━━ Data records ━━

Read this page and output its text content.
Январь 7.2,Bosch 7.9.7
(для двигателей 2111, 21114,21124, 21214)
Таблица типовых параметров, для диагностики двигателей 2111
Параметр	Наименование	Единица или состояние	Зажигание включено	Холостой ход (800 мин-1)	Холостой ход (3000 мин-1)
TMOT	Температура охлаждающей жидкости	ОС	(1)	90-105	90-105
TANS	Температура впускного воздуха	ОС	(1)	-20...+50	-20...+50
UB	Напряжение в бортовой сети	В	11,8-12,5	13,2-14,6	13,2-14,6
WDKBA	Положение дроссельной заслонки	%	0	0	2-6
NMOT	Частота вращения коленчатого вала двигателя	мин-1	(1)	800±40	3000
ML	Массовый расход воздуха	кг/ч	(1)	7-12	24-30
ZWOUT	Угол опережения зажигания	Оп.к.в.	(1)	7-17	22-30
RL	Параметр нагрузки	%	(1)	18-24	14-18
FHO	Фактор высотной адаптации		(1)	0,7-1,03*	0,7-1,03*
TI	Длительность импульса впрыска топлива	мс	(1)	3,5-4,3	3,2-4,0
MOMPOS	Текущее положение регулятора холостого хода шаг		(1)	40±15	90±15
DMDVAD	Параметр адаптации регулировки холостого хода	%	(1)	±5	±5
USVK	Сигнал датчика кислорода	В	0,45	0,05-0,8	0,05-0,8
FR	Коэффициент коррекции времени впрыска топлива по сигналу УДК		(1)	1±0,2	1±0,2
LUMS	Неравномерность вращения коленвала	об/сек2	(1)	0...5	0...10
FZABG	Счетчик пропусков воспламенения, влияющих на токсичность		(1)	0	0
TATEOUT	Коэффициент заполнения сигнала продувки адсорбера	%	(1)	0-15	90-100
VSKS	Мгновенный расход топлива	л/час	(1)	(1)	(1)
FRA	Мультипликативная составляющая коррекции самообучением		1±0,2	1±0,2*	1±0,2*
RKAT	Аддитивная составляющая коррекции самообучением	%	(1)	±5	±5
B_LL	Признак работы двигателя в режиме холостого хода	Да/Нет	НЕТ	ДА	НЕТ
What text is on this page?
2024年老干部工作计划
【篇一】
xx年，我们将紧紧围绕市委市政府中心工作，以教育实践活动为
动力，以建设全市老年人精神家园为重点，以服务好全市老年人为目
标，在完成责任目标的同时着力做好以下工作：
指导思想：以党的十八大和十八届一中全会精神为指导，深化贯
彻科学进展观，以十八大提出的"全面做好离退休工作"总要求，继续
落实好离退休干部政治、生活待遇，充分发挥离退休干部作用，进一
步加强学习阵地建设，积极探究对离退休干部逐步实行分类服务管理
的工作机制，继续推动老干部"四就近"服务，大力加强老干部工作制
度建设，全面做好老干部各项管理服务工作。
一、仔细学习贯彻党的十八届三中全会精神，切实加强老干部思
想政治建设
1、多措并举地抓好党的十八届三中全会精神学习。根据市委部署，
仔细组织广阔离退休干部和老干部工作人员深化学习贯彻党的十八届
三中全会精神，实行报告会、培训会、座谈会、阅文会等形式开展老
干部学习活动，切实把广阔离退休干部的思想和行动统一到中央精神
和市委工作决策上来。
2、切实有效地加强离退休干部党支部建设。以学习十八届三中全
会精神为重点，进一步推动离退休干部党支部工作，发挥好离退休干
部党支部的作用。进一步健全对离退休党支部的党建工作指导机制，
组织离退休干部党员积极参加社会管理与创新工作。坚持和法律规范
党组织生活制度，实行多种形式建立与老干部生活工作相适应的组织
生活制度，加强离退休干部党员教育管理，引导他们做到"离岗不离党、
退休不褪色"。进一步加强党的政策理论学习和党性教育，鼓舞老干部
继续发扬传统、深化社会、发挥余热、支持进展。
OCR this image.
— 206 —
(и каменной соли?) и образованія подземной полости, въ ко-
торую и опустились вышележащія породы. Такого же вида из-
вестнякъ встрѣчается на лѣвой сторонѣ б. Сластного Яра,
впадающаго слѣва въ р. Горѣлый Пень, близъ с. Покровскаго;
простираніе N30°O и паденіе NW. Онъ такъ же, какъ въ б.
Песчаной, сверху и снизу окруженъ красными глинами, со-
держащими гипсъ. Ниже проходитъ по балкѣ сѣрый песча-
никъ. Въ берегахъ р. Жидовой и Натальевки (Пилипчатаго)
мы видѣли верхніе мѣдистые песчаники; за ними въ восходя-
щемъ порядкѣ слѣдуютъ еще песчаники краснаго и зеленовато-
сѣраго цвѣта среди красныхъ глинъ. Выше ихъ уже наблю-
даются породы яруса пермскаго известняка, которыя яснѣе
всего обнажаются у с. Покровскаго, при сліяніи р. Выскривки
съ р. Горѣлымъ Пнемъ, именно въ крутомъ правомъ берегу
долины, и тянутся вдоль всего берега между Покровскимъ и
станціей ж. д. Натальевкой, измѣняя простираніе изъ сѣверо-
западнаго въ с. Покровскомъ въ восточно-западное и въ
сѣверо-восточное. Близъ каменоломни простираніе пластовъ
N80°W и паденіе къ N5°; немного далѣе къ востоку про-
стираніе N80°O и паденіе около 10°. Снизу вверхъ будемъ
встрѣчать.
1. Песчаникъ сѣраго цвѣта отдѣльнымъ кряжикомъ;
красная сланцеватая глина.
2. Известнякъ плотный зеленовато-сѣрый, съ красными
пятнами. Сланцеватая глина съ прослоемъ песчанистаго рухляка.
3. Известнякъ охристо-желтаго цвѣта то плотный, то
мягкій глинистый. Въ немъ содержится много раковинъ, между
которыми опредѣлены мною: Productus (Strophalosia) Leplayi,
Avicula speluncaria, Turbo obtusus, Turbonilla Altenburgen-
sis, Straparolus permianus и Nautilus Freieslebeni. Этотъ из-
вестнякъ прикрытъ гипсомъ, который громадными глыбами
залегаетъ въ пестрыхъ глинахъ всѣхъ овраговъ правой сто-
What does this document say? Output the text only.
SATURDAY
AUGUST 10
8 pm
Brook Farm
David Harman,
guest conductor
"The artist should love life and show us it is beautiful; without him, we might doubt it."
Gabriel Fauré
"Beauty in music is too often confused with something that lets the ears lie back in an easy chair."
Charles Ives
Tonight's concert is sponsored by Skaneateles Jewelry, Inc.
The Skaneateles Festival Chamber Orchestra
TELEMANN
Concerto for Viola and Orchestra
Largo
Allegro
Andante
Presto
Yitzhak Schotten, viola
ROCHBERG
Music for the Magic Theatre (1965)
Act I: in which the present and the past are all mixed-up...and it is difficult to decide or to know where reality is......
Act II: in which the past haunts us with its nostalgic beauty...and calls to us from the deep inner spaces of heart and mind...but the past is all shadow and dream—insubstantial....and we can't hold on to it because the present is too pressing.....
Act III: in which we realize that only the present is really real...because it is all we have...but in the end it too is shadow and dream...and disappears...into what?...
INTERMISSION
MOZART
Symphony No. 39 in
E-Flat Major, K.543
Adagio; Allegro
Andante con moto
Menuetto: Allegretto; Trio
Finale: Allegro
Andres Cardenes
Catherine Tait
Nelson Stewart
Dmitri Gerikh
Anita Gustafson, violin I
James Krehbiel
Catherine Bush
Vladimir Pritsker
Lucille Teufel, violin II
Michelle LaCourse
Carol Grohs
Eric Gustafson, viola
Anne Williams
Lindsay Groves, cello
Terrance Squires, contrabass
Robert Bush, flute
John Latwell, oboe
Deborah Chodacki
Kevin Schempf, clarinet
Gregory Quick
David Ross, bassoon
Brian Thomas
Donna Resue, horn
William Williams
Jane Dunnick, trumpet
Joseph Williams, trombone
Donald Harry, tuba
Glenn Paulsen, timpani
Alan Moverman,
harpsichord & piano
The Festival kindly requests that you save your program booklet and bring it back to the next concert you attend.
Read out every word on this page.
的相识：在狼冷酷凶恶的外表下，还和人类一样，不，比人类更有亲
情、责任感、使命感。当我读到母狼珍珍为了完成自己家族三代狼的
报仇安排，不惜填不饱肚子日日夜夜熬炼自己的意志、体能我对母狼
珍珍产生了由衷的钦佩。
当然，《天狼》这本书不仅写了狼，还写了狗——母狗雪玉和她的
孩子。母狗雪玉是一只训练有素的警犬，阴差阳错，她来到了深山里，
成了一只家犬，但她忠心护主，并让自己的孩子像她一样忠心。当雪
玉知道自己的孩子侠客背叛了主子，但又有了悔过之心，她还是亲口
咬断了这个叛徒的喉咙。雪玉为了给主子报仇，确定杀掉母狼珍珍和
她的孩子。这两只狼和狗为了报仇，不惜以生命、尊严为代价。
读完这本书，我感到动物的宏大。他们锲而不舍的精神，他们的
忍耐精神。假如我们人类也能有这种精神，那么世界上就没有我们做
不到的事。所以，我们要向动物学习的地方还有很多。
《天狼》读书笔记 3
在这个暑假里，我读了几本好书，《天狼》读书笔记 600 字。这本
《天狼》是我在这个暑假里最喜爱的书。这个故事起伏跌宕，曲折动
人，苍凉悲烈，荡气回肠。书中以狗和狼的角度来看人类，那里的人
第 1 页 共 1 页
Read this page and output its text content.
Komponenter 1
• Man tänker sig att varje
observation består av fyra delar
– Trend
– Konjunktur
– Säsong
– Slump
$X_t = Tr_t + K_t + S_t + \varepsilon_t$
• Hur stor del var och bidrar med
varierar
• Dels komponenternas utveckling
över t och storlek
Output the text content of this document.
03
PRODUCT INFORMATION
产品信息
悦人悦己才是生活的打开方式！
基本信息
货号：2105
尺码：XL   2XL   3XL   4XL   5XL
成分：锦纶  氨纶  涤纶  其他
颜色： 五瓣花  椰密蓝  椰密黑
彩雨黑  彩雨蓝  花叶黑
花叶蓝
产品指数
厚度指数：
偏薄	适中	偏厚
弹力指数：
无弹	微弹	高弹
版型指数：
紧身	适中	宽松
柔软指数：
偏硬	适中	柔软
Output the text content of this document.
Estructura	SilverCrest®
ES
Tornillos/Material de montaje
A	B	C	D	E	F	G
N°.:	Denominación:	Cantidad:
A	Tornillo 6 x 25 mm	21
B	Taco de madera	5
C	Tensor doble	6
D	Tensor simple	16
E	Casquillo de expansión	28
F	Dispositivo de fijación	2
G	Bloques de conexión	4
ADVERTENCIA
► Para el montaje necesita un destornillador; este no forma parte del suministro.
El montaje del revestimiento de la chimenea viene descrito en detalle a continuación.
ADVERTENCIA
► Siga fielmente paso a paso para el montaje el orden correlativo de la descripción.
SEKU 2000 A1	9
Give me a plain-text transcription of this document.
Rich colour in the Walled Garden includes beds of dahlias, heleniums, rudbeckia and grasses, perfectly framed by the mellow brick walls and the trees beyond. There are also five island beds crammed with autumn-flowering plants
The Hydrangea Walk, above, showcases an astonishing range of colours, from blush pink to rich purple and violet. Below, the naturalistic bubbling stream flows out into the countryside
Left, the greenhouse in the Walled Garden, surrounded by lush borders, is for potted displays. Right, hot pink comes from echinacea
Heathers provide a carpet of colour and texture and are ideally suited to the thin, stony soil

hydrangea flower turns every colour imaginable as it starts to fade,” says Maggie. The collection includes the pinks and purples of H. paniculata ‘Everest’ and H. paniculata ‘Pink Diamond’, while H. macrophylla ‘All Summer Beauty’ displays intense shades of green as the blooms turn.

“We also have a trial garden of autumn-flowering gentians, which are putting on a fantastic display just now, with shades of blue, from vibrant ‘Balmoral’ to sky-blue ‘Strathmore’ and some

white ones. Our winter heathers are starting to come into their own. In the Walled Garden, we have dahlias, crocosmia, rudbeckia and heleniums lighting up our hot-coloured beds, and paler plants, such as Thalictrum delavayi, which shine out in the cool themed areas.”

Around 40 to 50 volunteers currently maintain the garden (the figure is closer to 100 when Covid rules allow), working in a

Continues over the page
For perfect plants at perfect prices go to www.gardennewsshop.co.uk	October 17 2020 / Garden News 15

━━━

- **Exercise brief**:
Print nothing but the lines from the line with "Give me a plain-text" to the last line of the records above. Both of those lines count.

- **Solution for this exercise**:
Give me a plain-text transcription of this document.
Rich colour in the Walled Garden includes beds of dahlias, heleniums, rudbeckia and grasses, perfectly framed by the mellow brick walls and the trees beyond. There are also five island beds crammed with autumn-flowering plants
The Hydrangea Walk, above, showcases an astonishing range of colours, from blush pink to rich purple and violet. Below, the naturalistic bubbling stream flows out into the countryside
Left, the greenhouse in the Walled Garden, surrounded by lush borders, is for potted displays. Right, hot pink comes from echinacea
Heathers provide a carpet of colour and texture and are ideally suited to the thin, stony soil

hydrangea flower turns every colour imaginable as it starts to fade,” says Maggie. The collection includes the pinks and purples of H. paniculata ‘Everest’ and H. paniculata ‘Pink Diamond’, while H. macrophylla ‘All Summer Beauty’ displays intense shades of green as the blooms turn.

“We also have a trial garden of autumn-flowering gentians, which are putting on a fantastic display just now, with shades of blue, from vibrant ‘Balmoral’ to sky-blue ‘Strathmore’ and some

white ones. Our winter heathers are starting to come into their own. In the Walled Garden, we have dahlias, crocosmia, rudbeckia and heleniums lighting up our hot-coloured beds, and paler plants, such as Thalictrum delavayi, which shine out in the cool themed areas.”

Around 40 to 50 volunteers currently maintain the garden (the figure is closer to 100 when Covid rules allow), working in a

Continues over the page
For perfect plants at perfect prices go to www.gardennewsshop.co.uk	October 17 2020 / Garden News 15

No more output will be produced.